Task goal
Write out the listing below exactly, and omit any images you find in it.

— BEGIN Supplied entries —

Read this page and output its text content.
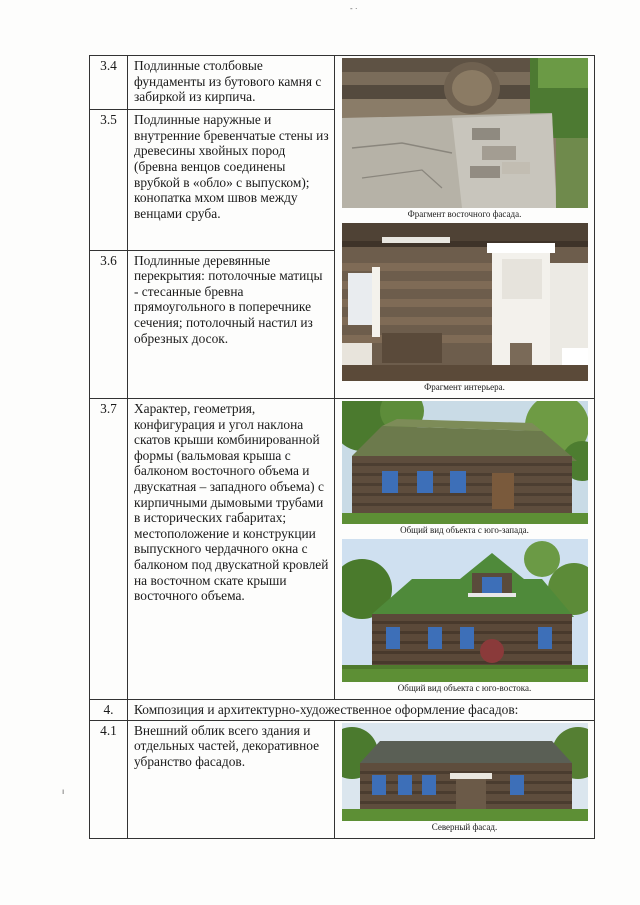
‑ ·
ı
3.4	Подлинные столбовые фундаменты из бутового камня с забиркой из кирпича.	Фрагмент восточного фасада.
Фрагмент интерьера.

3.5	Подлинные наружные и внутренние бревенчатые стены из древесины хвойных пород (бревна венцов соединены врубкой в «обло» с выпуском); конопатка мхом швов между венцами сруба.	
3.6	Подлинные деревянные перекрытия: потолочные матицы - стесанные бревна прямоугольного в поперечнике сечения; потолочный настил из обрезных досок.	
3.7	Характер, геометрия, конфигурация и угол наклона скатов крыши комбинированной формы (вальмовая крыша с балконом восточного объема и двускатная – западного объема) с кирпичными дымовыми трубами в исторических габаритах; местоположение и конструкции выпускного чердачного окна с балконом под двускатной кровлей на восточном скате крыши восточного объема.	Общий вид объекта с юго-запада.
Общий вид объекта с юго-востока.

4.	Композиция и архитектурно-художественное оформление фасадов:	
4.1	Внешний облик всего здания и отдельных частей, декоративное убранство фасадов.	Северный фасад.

— END Supplied entries —

Answer
Read this page and output its text content.
‑ ·
ı
3.4	Подлинные столбовые фундаменты из бутового камня с забиркой из кирпича.	Фрагмент восточного фасада.
Фрагмент интерьера.

3.5	Подлинные наружные и внутренние бревенчатые стены из древесины хвойных пород (бревна венцов соединены врубкой в «обло» с выпуском); конопатка мхом швов между венцами сруба.	
3.6	Подлинные деревянные перекрытия: потолочные матицы - стесанные бревна прямоугольного в поперечнике сечения; потолочный настил из обрезных досок.	
3.7	Характер, геометрия, конфигурация и угол наклона скатов крыши комбинированной формы (вальмовая крыша с балконом восточного объема и двускатная – западного объема) с кирпичными дымовыми трубами в исторических габаритах; местоположение и конструкции выпускного чердачного окна с балконом под двускатной кровлей на восточном скате крыши восточного объема.	Общий вид объекта с юго-запада.
Общий вид объекта с юго-востока.

4.	Композиция и архитектурно-художественное оформление фасадов:	
4.1	Внешний облик всего здания и отдельных частей, декоративное убранство фасадов.	Северный фасад.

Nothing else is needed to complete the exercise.